**** SOURCE RECORDS ****

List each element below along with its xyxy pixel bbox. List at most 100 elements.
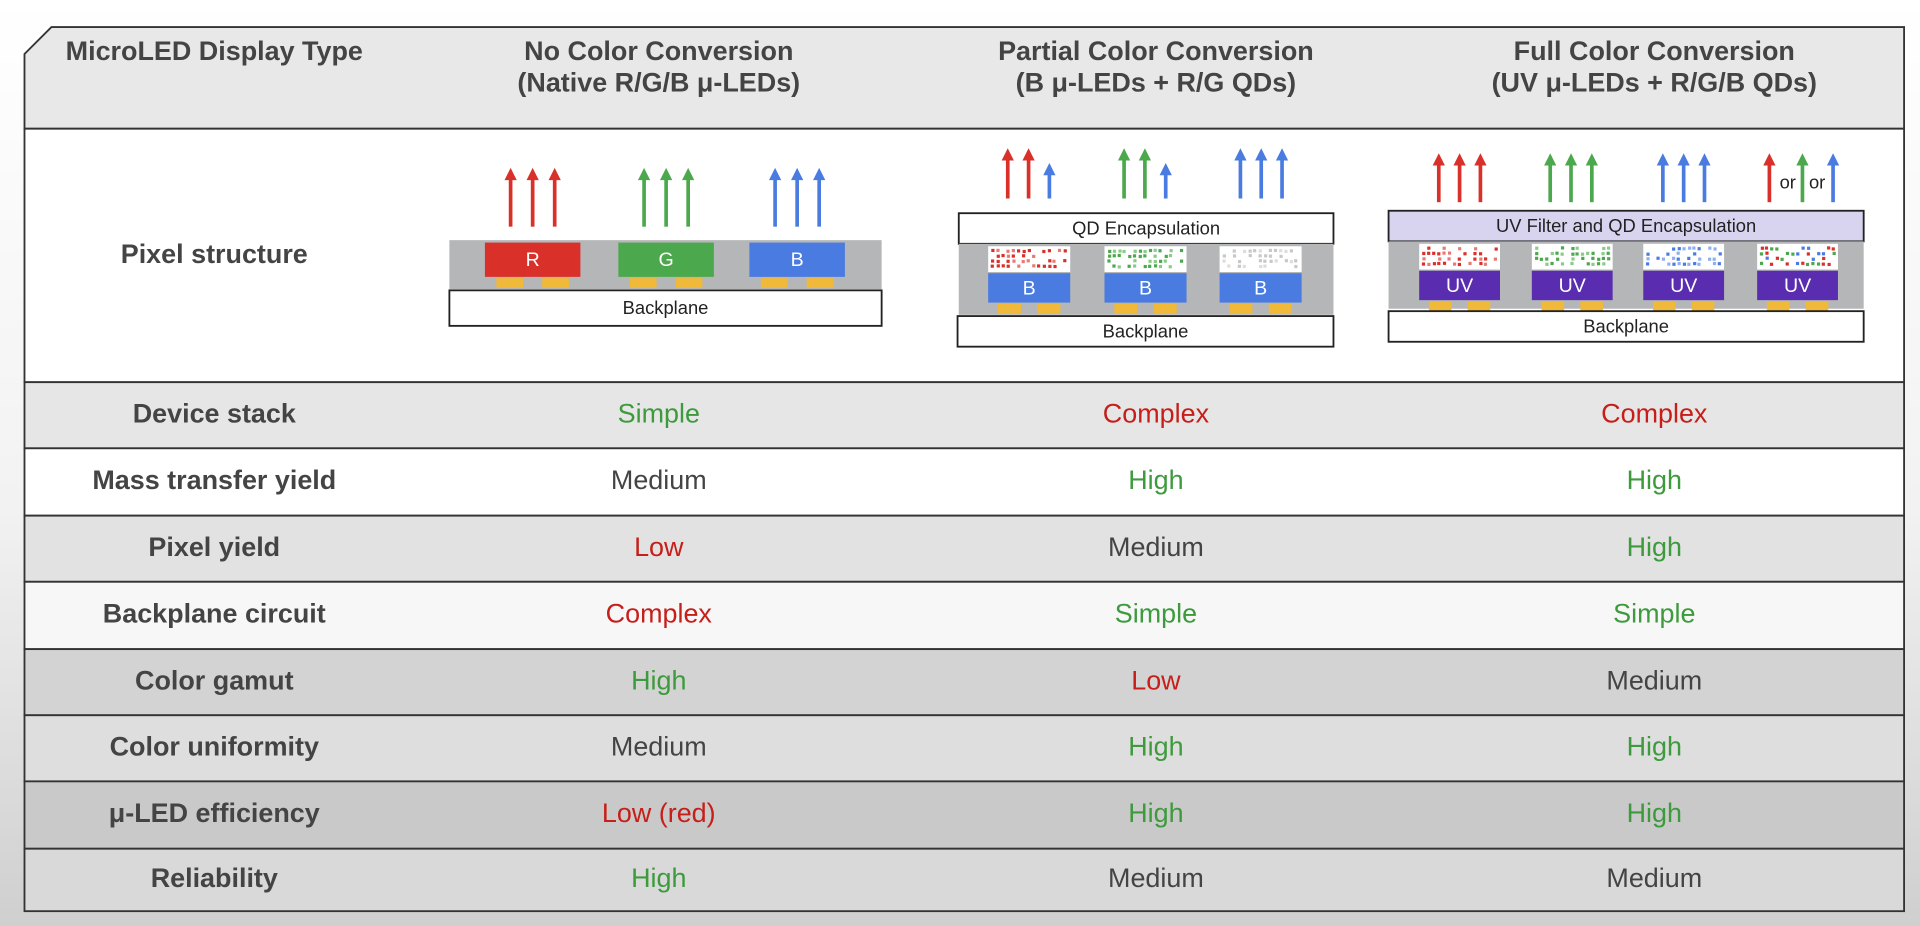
contact-pad: [760, 278, 788, 288]
quantum-dot: [1458, 247, 1462, 251]
quantum-dot: [1550, 251, 1554, 256]
quantum-dot: [1427, 246, 1431, 250]
chip-label: UV: [1670, 275, 1697, 297]
row-label: Color gamut: [135, 665, 294, 695]
arrow-head: [1796, 153, 1809, 166]
quantum-dot: [1168, 254, 1173, 258]
quantum-dot: [1479, 257, 1483, 261]
arrow-head: [1564, 153, 1578, 166]
quantum-dot: [1143, 254, 1147, 258]
quantum-dot: [1483, 262, 1488, 266]
quantum-dot: [1143, 249, 1147, 254]
quantum-dot: [1153, 260, 1157, 264]
micro-led: [1757, 270, 1838, 301]
quantum-dot: [1438, 257, 1442, 261]
quantum-dot: [1122, 249, 1126, 254]
quantum-dot: [1575, 252, 1579, 256]
quantum-dot: [1827, 262, 1831, 267]
quantum-dot: [996, 248, 1000, 252]
quantum-dot: [1672, 247, 1676, 251]
quantum-dot: [1047, 249, 1052, 253]
contact-pad: [496, 278, 524, 288]
quantum-dot: [1153, 248, 1157, 252]
row-label: Backplane circuit: [103, 599, 326, 629]
quantum-dot: [1248, 249, 1252, 253]
quantum-dot: [1801, 261, 1805, 265]
quantum-dot: [1006, 259, 1010, 263]
quantum-dot: [1259, 264, 1263, 269]
quantum-dot: [1268, 254, 1273, 258]
cell-value: Simple: [618, 398, 700, 428]
quantum-dot: [1432, 262, 1437, 266]
quantum-dot: [1148, 248, 1153, 253]
cell-value: Complex: [1103, 398, 1210, 428]
row-background: [23, 847, 1905, 913]
contact-pad: [1268, 303, 1292, 314]
header-column: (UV μ-LEDs + R/G/B QDs): [1492, 68, 1817, 98]
chip-label: B: [1254, 277, 1267, 299]
layer-label: UV Filter and QD Encapsulation: [1496, 215, 1756, 236]
layer-label: Backplane: [1103, 320, 1189, 341]
chip-label: R: [526, 249, 540, 271]
chip-label: UV: [1559, 275, 1586, 297]
quantum-dot: [1718, 252, 1722, 256]
quantum-dot: [1712, 261, 1717, 266]
quantum-dot: [1775, 256, 1779, 260]
quantum-dot: [1791, 252, 1795, 256]
quantum-dot: [1575, 246, 1579, 250]
quantum-dot: [1785, 262, 1789, 266]
quantum-dot: [1586, 262, 1590, 266]
quantum-dot: [1284, 259, 1288, 263]
cell-value: Complex: [606, 599, 713, 629]
quantum-dot: [1258, 259, 1262, 263]
arrow-head: [1453, 153, 1466, 166]
quantum-dot: [1258, 249, 1262, 253]
quantum-dot: [1764, 246, 1769, 250]
quantum-dot: [1677, 247, 1681, 251]
quantum-dot: [1143, 264, 1147, 269]
arrow-head: [1255, 148, 1268, 161]
quantum-dot: [1017, 249, 1021, 253]
quantum-dot: [1661, 257, 1666, 261]
quantum-dot: [1539, 257, 1543, 261]
quantum-dot: [1128, 254, 1132, 259]
quantum-dot: [1052, 259, 1056, 263]
quantum-dot: [991, 248, 995, 253]
quantum-dot: [1042, 249, 1046, 254]
quantum-dot: [1712, 257, 1716, 261]
quantum-dot: [1769, 262, 1774, 266]
micro-led: [749, 242, 845, 277]
quantum-dot: [1698, 257, 1702, 261]
quantum-dot: [1048, 259, 1052, 263]
quantum-dot: [1682, 247, 1686, 251]
contact-pad: [1805, 301, 1829, 312]
quantum-dot: [1474, 247, 1478, 251]
quantum-dot: [1765, 251, 1769, 255]
cell-value: Low: [634, 532, 684, 562]
cell-value: High: [1627, 731, 1682, 761]
quantum-dot: [1022, 254, 1026, 258]
quantum-dot: [1535, 256, 1539, 260]
quantum-dot: [1759, 261, 1764, 265]
quantum-dot: [1692, 246, 1696, 250]
quantum-dot: [1473, 257, 1477, 261]
cell-value: High: [1128, 731, 1183, 761]
cell-value: High: [1627, 465, 1682, 495]
cell-value: High: [1627, 532, 1682, 562]
micro-led: [1219, 273, 1302, 303]
quantum-dot: [1001, 253, 1005, 258]
row-background: [23, 447, 1905, 517]
cell-value: Complex: [1601, 398, 1708, 428]
micro-led: [1104, 273, 1187, 303]
quantum-dot: [1473, 251, 1477, 256]
quantum-dot: [1258, 254, 1262, 258]
quantum-dot: [1107, 259, 1111, 263]
quantum-dot: [1164, 254, 1168, 259]
header-column: (B μ-LEDs + R/G QDs): [1016, 68, 1297, 98]
chip-label: UV: [1784, 275, 1811, 297]
quantum-dot: [1759, 252, 1764, 256]
quantum-dot: [1770, 247, 1774, 251]
header-column: Partial Color Conversion: [998, 36, 1314, 66]
quantum-dot: [1063, 259, 1067, 263]
arrow-head: [1022, 148, 1035, 161]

****

- **PROBLEM DESCRIPTION**
Copy out all the data above word for word, without the picture.

- **EXPECTED ANSWER**
List each element below along with its xyxy pixel bbox. List at most 100 elements.
contact-pad: [760, 278, 788, 288]
quantum-dot: [1458, 247, 1462, 251]
quantum-dot: [1550, 251, 1554, 256]
quantum-dot: [1427, 246, 1431, 250]
chip-label: UV: [1670, 275, 1697, 297]
row-label: Color gamut: [135, 665, 294, 695]
arrow-head: [1796, 153, 1809, 166]
quantum-dot: [1168, 254, 1173, 258]
quantum-dot: [1479, 257, 1483, 261]
arrow-head: [1564, 153, 1578, 166]
quantum-dot: [1143, 254, 1147, 258]
quantum-dot: [1483, 262, 1488, 266]
quantum-dot: [1143, 249, 1147, 254]
quantum-dot: [1153, 260, 1157, 264]
micro-led: [1757, 270, 1838, 301]
quantum-dot: [1438, 257, 1442, 261]
quantum-dot: [1122, 249, 1126, 254]
quantum-dot: [1575, 252, 1579, 256]
quantum-dot: [1827, 262, 1831, 267]
quantum-dot: [996, 248, 1000, 252]
quantum-dot: [1672, 247, 1676, 251]
quantum-dot: [1047, 249, 1052, 253]
contact-pad: [496, 278, 524, 288]
quantum-dot: [1153, 248, 1157, 252]
row-label: Backplane circuit: [103, 599, 326, 629]
quantum-dot: [1248, 249, 1252, 253]
quantum-dot: [1801, 261, 1805, 265]
quantum-dot: [1006, 259, 1010, 263]
quantum-dot: [1259, 264, 1263, 269]
quantum-dot: [1268, 254, 1273, 258]
cell-value: Simple: [618, 398, 700, 428]
quantum-dot: [1432, 262, 1437, 266]
quantum-dot: [1148, 248, 1153, 253]
cell-value: Complex: [1103, 398, 1210, 428]
row-background: [23, 847, 1905, 913]
contact-pad: [1268, 303, 1292, 314]
header-column: (UV μ-LEDs + R/G/B QDs): [1492, 68, 1817, 98]
chip-label: B: [1254, 277, 1267, 299]
layer-label: UV Filter and QD Encapsulation: [1496, 215, 1756, 236]
layer-label: Backplane: [1103, 320, 1189, 341]
chip-label: R: [526, 249, 540, 271]
chip-label: UV: [1559, 275, 1586, 297]
quantum-dot: [1718, 252, 1722, 256]
quantum-dot: [1712, 261, 1717, 266]
quantum-dot: [1775, 256, 1779, 260]
quantum-dot: [1791, 252, 1795, 256]
quantum-dot: [1575, 246, 1579, 250]
quantum-dot: [1785, 262, 1789, 266]
quantum-dot: [1586, 262, 1590, 266]
quantum-dot: [1284, 259, 1288, 263]
cell-value: Complex: [606, 599, 713, 629]
quantum-dot: [1258, 259, 1262, 263]
arrow-head: [1453, 153, 1466, 166]
quantum-dot: [1258, 249, 1262, 253]
quantum-dot: [1764, 246, 1769, 250]
quantum-dot: [1677, 247, 1681, 251]
quantum-dot: [1143, 264, 1147, 269]
arrow-head: [1255, 148, 1268, 161]
quantum-dot: [1017, 249, 1021, 253]
quantum-dot: [1661, 257, 1666, 261]
quantum-dot: [1539, 257, 1543, 261]
quantum-dot: [1128, 254, 1132, 259]
quantum-dot: [1052, 259, 1056, 263]
quantum-dot: [991, 248, 995, 253]
quantum-dot: [1042, 249, 1046, 254]
quantum-dot: [1712, 257, 1716, 261]
quantum-dot: [1769, 262, 1774, 266]
micro-led: [749, 242, 845, 277]
quantum-dot: [1698, 257, 1702, 261]
quantum-dot: [1048, 259, 1052, 263]
quantum-dot: [1682, 247, 1686, 251]
contact-pad: [1805, 301, 1829, 312]
quantum-dot: [1474, 247, 1478, 251]
quantum-dot: [1765, 251, 1769, 255]
cell-value: Low: [634, 532, 684, 562]
cell-value: High: [1627, 731, 1682, 761]
quantum-dot: [1022, 254, 1026, 258]
quantum-dot: [1535, 256, 1539, 260]
quantum-dot: [1759, 261, 1764, 265]
quantum-dot: [1692, 246, 1696, 250]
quantum-dot: [1473, 257, 1477, 261]
cell-value: High: [1128, 731, 1183, 761]
cell-value: High: [1627, 465, 1682, 495]
cell-value: High: [1627, 532, 1682, 562]
micro-led: [1219, 273, 1302, 303]
quantum-dot: [1001, 253, 1005, 258]
row-background: [23, 447, 1905, 517]
cell-value: Complex: [1601, 398, 1708, 428]
micro-led: [1104, 273, 1187, 303]
quantum-dot: [1473, 251, 1477, 256]
quantum-dot: [1258, 254, 1262, 258]
quantum-dot: [1107, 259, 1111, 263]
quantum-dot: [1164, 254, 1168, 259]
header-column: (B μ-LEDs + R/G QDs): [1016, 68, 1297, 98]
chip-label: UV: [1784, 275, 1811, 297]
quantum-dot: [1759, 252, 1764, 256]
quantum-dot: [1770, 247, 1774, 251]
header-column: Partial Color Conversion: [998, 36, 1314, 66]
quantum-dot: [1063, 259, 1067, 263]
arrow-head: [1022, 148, 1035, 161]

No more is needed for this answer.